- _RECORD EXCERPTS_:
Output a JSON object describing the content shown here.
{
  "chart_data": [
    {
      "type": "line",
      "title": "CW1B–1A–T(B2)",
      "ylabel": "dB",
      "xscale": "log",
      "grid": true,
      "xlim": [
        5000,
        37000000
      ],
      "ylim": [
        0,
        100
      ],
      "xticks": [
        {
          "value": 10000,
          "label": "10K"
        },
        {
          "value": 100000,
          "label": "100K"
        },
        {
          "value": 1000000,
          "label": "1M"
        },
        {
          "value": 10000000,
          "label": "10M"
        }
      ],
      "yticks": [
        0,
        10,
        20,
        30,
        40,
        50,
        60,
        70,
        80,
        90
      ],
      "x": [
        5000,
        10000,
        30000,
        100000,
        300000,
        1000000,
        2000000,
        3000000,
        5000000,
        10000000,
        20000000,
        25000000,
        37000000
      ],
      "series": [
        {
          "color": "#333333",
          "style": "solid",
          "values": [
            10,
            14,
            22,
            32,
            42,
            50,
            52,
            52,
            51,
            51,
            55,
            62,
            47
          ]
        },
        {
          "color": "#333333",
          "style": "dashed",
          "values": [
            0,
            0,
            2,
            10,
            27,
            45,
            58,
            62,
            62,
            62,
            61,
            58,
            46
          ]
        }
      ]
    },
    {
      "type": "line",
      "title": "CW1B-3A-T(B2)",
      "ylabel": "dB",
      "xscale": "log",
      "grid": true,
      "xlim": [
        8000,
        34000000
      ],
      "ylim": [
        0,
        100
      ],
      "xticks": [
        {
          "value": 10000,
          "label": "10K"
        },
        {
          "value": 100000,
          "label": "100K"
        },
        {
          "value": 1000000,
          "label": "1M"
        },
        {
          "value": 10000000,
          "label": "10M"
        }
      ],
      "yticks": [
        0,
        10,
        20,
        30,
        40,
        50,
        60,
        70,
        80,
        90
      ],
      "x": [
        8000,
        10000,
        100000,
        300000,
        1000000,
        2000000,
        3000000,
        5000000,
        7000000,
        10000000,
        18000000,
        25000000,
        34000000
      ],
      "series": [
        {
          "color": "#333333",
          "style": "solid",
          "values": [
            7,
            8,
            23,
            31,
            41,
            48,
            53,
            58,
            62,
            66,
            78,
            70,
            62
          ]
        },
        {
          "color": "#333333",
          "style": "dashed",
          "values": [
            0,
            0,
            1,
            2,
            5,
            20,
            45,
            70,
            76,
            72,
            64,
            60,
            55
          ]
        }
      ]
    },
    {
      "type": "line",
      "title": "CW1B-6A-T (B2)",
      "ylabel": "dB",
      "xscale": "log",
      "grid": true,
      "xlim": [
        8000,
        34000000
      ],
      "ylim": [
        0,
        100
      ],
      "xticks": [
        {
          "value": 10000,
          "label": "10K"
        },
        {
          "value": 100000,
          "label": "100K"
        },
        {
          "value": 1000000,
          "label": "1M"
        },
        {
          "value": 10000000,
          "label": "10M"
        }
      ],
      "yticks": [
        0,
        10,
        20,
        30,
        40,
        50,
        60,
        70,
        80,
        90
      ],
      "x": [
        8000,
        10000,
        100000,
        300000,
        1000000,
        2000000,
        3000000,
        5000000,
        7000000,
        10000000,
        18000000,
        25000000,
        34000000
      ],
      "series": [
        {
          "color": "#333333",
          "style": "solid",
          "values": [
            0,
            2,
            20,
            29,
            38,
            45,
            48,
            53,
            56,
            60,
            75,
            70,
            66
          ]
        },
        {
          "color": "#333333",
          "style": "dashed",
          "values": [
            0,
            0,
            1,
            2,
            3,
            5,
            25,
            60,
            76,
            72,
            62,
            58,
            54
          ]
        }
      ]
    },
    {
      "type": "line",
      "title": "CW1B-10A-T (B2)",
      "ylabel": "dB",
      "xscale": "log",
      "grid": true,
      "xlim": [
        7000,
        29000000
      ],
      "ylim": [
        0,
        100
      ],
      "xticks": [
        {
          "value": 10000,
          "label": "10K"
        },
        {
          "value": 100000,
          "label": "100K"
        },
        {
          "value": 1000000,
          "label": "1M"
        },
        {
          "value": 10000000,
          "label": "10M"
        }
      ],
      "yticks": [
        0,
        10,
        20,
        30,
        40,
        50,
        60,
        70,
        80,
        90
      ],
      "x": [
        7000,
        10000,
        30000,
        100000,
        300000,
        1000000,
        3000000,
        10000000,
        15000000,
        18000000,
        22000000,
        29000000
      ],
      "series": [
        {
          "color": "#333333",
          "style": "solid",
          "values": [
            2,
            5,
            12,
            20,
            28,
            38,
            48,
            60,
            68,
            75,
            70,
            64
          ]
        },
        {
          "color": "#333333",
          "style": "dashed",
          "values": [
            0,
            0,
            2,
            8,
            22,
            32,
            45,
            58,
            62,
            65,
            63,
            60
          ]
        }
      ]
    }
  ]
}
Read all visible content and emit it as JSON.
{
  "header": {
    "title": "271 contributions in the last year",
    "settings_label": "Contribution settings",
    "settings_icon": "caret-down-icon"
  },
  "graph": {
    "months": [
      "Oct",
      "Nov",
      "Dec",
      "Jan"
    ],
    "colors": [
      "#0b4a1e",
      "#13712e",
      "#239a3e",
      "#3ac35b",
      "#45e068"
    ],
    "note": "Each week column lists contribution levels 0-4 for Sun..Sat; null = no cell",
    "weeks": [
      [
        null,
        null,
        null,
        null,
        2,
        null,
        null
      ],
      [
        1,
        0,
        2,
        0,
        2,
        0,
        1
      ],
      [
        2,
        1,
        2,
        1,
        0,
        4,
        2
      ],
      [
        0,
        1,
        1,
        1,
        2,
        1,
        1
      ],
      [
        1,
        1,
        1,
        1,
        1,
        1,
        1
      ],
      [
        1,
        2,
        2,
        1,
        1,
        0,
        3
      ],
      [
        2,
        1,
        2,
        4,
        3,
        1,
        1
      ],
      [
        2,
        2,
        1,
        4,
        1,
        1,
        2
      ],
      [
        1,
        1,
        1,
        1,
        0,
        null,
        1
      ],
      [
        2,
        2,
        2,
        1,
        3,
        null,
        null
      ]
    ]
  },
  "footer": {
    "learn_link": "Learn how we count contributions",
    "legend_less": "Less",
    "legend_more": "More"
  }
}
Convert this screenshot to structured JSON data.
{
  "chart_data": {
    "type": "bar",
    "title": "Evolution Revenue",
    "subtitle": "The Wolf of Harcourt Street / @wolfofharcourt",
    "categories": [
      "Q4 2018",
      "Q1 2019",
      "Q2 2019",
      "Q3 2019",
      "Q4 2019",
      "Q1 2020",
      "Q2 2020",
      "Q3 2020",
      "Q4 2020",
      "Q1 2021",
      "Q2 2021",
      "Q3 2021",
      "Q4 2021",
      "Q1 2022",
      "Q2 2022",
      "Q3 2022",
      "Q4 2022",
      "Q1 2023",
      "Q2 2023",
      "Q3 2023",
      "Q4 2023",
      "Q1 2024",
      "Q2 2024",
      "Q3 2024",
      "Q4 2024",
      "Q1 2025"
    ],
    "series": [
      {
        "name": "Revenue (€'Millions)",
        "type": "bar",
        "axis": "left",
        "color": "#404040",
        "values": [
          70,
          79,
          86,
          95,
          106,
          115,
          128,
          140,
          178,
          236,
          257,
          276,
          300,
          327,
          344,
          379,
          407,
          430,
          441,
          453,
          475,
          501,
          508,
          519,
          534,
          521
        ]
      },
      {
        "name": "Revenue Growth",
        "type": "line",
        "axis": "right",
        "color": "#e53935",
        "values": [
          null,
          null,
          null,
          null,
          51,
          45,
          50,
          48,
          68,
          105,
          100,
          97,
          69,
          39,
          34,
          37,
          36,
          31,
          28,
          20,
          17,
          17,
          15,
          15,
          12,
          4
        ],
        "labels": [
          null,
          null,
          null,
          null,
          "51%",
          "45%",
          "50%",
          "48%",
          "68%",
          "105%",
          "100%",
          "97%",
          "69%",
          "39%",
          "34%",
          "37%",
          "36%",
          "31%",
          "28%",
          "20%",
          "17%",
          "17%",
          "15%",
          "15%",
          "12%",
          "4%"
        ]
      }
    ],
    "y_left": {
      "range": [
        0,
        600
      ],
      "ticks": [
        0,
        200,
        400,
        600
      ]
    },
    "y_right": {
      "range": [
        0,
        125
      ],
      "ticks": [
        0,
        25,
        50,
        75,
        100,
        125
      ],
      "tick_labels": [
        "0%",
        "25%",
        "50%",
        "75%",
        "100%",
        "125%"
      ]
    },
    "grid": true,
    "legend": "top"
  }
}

- _YOUR OBJECTIVE_: In the records above, find the lines containing "JSON" and copy them.

- _TASK OUTPUT_:
Output a JSON object describing the content shown here.
Read all visible content and emit it as JSON.
Convert this screenshot to structured JSON data.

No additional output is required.